__Data excerpts__.
------------------------------

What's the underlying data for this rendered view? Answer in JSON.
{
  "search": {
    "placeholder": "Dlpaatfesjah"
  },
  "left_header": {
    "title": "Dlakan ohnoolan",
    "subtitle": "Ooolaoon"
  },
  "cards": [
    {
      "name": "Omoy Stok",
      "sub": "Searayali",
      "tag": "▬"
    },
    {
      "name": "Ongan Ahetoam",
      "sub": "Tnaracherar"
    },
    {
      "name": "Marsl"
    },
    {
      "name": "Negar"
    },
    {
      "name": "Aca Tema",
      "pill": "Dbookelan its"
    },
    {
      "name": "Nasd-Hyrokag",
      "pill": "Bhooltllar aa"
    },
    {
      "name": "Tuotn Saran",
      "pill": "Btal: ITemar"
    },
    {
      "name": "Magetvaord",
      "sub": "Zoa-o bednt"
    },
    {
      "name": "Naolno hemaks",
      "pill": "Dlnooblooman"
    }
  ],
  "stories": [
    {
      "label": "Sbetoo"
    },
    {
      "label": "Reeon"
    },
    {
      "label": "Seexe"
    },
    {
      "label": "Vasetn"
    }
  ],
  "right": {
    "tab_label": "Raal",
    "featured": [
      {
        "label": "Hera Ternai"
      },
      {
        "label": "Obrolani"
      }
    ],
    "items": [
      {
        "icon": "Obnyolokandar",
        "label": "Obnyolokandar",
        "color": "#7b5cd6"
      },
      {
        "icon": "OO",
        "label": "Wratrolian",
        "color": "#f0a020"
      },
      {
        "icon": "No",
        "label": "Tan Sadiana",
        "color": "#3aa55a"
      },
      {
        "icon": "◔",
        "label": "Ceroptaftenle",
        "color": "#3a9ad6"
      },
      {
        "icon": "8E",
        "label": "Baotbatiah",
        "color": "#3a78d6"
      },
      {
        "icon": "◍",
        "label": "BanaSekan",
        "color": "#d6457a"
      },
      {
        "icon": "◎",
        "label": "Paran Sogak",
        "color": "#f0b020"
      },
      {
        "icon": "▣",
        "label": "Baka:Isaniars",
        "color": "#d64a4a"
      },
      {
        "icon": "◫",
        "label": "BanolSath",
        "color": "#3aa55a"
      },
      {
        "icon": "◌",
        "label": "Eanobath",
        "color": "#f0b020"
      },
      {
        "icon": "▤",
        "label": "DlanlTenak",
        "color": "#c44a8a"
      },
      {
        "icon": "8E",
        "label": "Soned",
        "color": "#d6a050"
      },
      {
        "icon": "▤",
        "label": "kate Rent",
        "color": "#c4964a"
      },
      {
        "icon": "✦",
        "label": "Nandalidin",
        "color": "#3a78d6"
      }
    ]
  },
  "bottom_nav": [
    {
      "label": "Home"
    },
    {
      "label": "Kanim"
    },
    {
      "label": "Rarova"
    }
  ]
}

------------------------------

Track down every line of the material containing the string "name", and copy it.

      "name": "Omoy Stok",
      "name": "Ongan Ahetoam",
      "name": "Marsl"
      "name": "Negar"
      "name": "Aca Tema",
      "name": "Nasd-Hyrokag",
      "name": "Tuotn Saran",
      "name": "Magetvaord",
      "name": "Naolno hemaks",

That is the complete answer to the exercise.